■ Task brief ■
Each record below should be output verbatim, without pictures.

■ Material shown ■

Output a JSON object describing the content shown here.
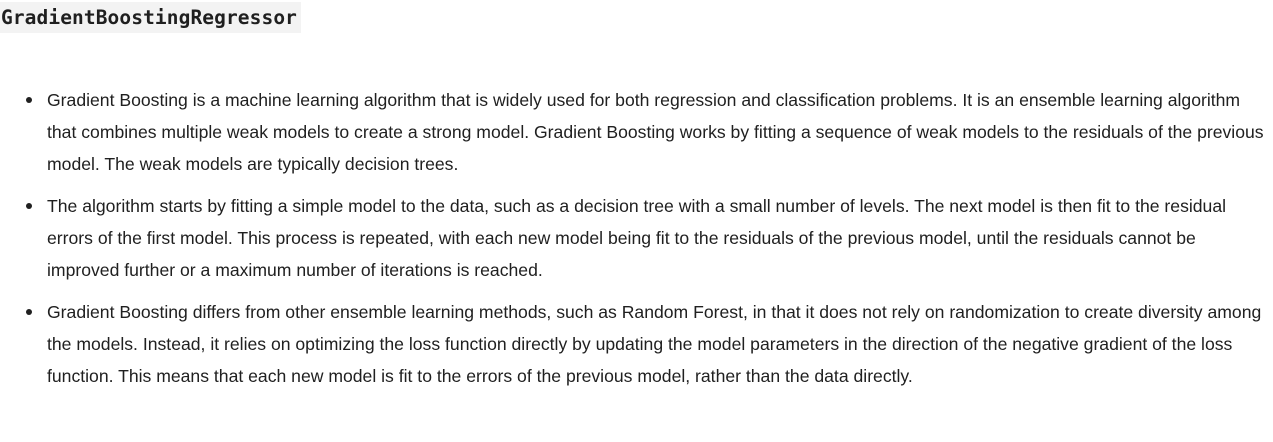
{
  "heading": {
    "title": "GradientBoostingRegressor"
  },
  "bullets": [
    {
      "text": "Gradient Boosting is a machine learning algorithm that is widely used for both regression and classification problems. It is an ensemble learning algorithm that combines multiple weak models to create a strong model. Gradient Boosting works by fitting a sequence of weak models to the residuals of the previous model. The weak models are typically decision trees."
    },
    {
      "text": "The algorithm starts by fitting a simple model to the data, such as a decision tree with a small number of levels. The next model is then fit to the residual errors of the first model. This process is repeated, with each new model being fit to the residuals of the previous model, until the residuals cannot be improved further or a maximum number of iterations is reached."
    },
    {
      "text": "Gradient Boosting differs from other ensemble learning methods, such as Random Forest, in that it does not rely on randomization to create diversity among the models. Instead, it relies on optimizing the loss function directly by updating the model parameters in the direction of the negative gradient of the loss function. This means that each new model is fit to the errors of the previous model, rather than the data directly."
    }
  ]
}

■ Worked solution ■
Output a JSON object describing the content shown here.
{
  "heading": {
    "title": "GradientBoostingRegressor"
  },
  "bullets": [
    {
      "text": "Gradient Boosting is a machine learning algorithm that is widely used for both regression and classification problems. It is an ensemble learning algorithm that combines multiple weak models to create a strong model. Gradient Boosting works by fitting a sequence of weak models to the residuals of the previous model. The weak models are typically decision trees."
    },
    {
      "text": "The algorithm starts by fitting a simple model to the data, such as a decision tree with a small number of levels. The next model is then fit to the residual errors of the first model. This process is repeated, with each new model being fit to the residuals of the previous model, until the residuals cannot be improved further or a maximum number of iterations is reached."
    },
    {
      "text": "Gradient Boosting differs from other ensemble learning methods, such as Random Forest, in that it does not rely on randomization to create diversity among the models. Instead, it relies on optimizing the loss function directly by updating the model parameters in the direction of the negative gradient of the loss function. This means that each new model is fit to the errors of the previous model, rather than the data directly."
    }
  ]
}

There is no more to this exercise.